## TASK GOAL
Restate the listing below word for word, omitting any images.

BEGIN THE DATA

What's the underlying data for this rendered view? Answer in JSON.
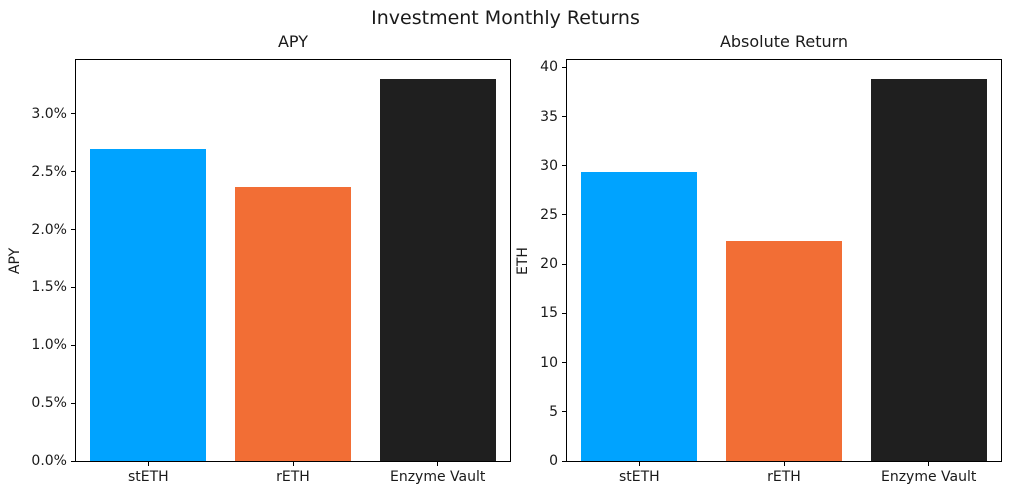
{
  "figure": {
    "title": "Investment Monthly Returns"
  },
  "chart_data": [
    {
      "type": "bar",
      "name": "apy-subplot",
      "title": "APY",
      "xlabel": "",
      "ylabel": "APY",
      "categories": [
        "stETH",
        "rETH",
        "Enzyme Vault"
      ],
      "values": [
        2.7,
        2.37,
        3.3
      ],
      "value_format": "percent",
      "ylim": [
        0,
        3.465
      ],
      "grid": false,
      "yticks": [
        {
          "label": "0.0%",
          "value": 0.0
        },
        {
          "label": "0.5%",
          "value": 0.5
        },
        {
          "label": "1.0%",
          "value": 1.0
        },
        {
          "label": "1.5%",
          "value": 1.5
        },
        {
          "label": "2.0%",
          "value": 2.0
        },
        {
          "label": "2.5%",
          "value": 2.5
        },
        {
          "label": "3.0%",
          "value": 3.0
        }
      ],
      "bar_colors": [
        "#00A3FF",
        "#F26E35",
        "#1F1F1F"
      ]
    },
    {
      "type": "bar",
      "name": "absolute-return-subplot",
      "title": "Absolute Return",
      "xlabel": "",
      "ylabel": "ETH",
      "categories": [
        "stETH",
        "rETH",
        "Enzyme Vault"
      ],
      "values": [
        29.4,
        22.4,
        38.8
      ],
      "value_format": "eth",
      "ylim": [
        0,
        40.74
      ],
      "grid": false,
      "yticks": [
        {
          "label": "0",
          "value": 0
        },
        {
          "label": "5",
          "value": 5
        },
        {
          "label": "10",
          "value": 10
        },
        {
          "label": "15",
          "value": 15
        },
        {
          "label": "20",
          "value": 20
        },
        {
          "label": "25",
          "value": 25
        },
        {
          "label": "30",
          "value": 30
        },
        {
          "label": "35",
          "value": 35
        },
        {
          "label": "40",
          "value": 40
        }
      ],
      "bar_colors": [
        "#00A3FF",
        "#F26E35",
        "#1F1F1F"
      ]
    }
  ]
}
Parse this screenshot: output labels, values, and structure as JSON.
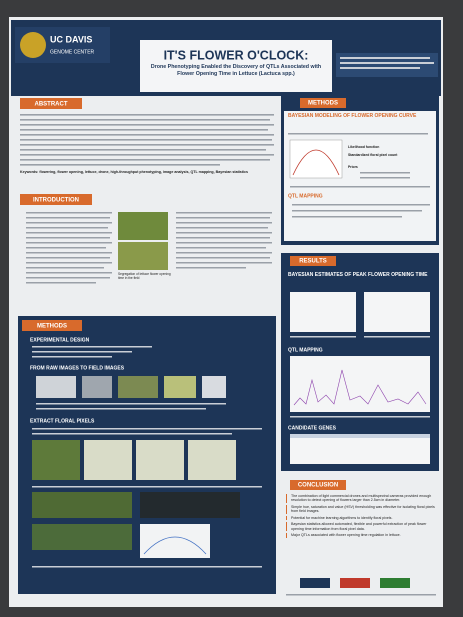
{
  "header": {
    "logo_line1": "UC DAVIS",
    "logo_line2": "GENOME CENTER",
    "title": "IT'S FLOWER O'CLOCK:",
    "subtitle": "Drone Phenotyping Enabled the Discovery of QTLs Associated with Flower Opening Time in Lettuce (Lactuca spp.)"
  },
  "abstract": {
    "heading": "ABSTRACT",
    "keywords": "Keywords: flowering, flower opening, lettuce, drone, high-throughput phenotyping, image analysis, QTL mapping, Bayesian statistics"
  },
  "introduction": {
    "heading": "INTRODUCTION",
    "caption": "Segregation of lettuce flower opening time in the field"
  },
  "methods_left": {
    "heading": "METHODS",
    "sub1": "EXPERIMENTAL DESIGN",
    "sub2": "FROM RAW IMAGES TO FIELD IMAGES",
    "sub3": "EXTRACT FLORAL PIXELS"
  },
  "methods_right": {
    "heading": "METHODS",
    "sub1": "BAYESIAN MODELING OF FLOWER OPENING CURVE",
    "sub2": "QTL MAPPING",
    "likelihood": "Likelihood function",
    "floral_pixel": "Standardized floral pixel count",
    "priors": "Priors"
  },
  "results": {
    "heading": "RESULTS",
    "sub1": "BAYESIAN ESTIMATES OF PEAK FLOWER OPENING TIME",
    "sub2": "QTL MAPPING",
    "sub3": "CANDIDATE GENES"
  },
  "conclusion": {
    "heading": "CONCLUSION",
    "bullets": [
      "The combination of light commercial drones and multispectral cameras provided enough resolution to detect opening of flowers larger than 2.5cm in diameter.",
      "Simple hue, saturation and value (HSV) thresholding was effective for isolating floral pixels from field images.",
      "Potential for machine learning algorithms to identify floral pixels.",
      "Bayesian statistics allowed automated, flexible and powerful extraction of peak flower opening time information from floral pixel data.",
      "Major QTLs associated with flower opening time regulation in lettuce."
    ]
  }
}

END THE DATA

## ANSWER TO THIS EXERCISE
What's the underlying data for this rendered view? Answer in JSON.
{
  "figure": {
    "title": "Investment Monthly Returns"
  },
  "chart_data": [
    {
      "type": "bar",
      "name": "apy-subplot",
      "title": "APY",
      "xlabel": "",
      "ylabel": "APY",
      "categories": [
        "stETH",
        "rETH",
        "Enzyme Vault"
      ],
      "values": [
        2.7,
        2.37,
        3.3
      ],
      "value_format": "percent",
      "ylim": [
        0,
        3.465
      ],
      "grid": false,
      "yticks": [
        {
          "label": "0.0%",
          "value": 0.0
        },
        {
          "label": "0.5%",
          "value": 0.5
        },
        {
          "label": "1.0%",
          "value": 1.0
        },
        {
          "label": "1.5%",
          "value": 1.5
        },
        {
          "label": "2.0%",
          "value": 2.0
        },
        {
          "label": "2.5%",
          "value": 2.5
        },
        {
          "label": "3.0%",
          "value": 3.0
        }
      ],
      "bar_colors": [
        "#00A3FF",
        "#F26E35",
        "#1F1F1F"
      ]
    },
    {
      "type": "bar",
      "name": "absolute-return-subplot",
      "title": "Absolute Return",
      "xlabel": "",
      "ylabel": "ETH",
      "categories": [
        "stETH",
        "rETH",
        "Enzyme Vault"
      ],
      "values": [
        29.4,
        22.4,
        38.8
      ],
      "value_format": "eth",
      "ylim": [
        0,
        40.74
      ],
      "grid": false,
      "yticks": [
        {
          "label": "0",
          "value": 0
        },
        {
          "label": "5",
          "value": 5
        },
        {
          "label": "10",
          "value": 10
        },
        {
          "label": "15",
          "value": 15
        },
        {
          "label": "20",
          "value": 20
        },
        {
          "label": "25",
          "value": 25
        },
        {
          "label": "30",
          "value": 30
        },
        {
          "label": "35",
          "value": 35
        },
        {
          "label": "40",
          "value": 40
        }
      ],
      "bar_colors": [
        "#00A3FF",
        "#F26E35",
        "#1F1F1F"
      ]
    }
  ]
}
Parse this screenshot: output labels, values, and structure as JSON.
{
  "header": {
    "logo_line1": "UC DAVIS",
    "logo_line2": "GENOME CENTER",
    "title": "IT'S FLOWER O'CLOCK:",
    "subtitle": "Drone Phenotyping Enabled the Discovery of QTLs Associated with Flower Opening Time in Lettuce (Lactuca spp.)"
  },
  "abstract": {
    "heading": "ABSTRACT",
    "keywords": "Keywords: flowering, flower opening, lettuce, drone, high-throughput phenotyping, image analysis, QTL mapping, Bayesian statistics"
  },
  "introduction": {
    "heading": "INTRODUCTION",
    "caption": "Segregation of lettuce flower opening time in the field"
  },
  "methods_left": {
    "heading": "METHODS",
    "sub1": "EXPERIMENTAL DESIGN",
    "sub2": "FROM RAW IMAGES TO FIELD IMAGES",
    "sub3": "EXTRACT FLORAL PIXELS"
  },
  "methods_right": {
    "heading": "METHODS",
    "sub1": "BAYESIAN MODELING OF FLOWER OPENING CURVE",
    "sub2": "QTL MAPPING",
    "likelihood": "Likelihood function",
    "floral_pixel": "Standardized floral pixel count",
    "priors": "Priors"
  },
  "results": {
    "heading": "RESULTS",
    "sub1": "BAYESIAN ESTIMATES OF PEAK FLOWER OPENING TIME",
    "sub2": "QTL MAPPING",
    "sub3": "CANDIDATE GENES"
  },
  "conclusion": {
    "heading": "CONCLUSION",
    "bullets": [
      "The combination of light commercial drones and multispectral cameras provided enough resolution to detect opening of flowers larger than 2.5cm in diameter.",
      "Simple hue, saturation and value (HSV) thresholding was effective for isolating floral pixels from field images.",
      "Potential for machine learning algorithms to identify floral pixels.",
      "Bayesian statistics allowed automated, flexible and powerful extraction of peak flower opening time information from floral pixel data.",
      "Major QTLs associated with flower opening time regulation in lettuce."
    ]
  }
}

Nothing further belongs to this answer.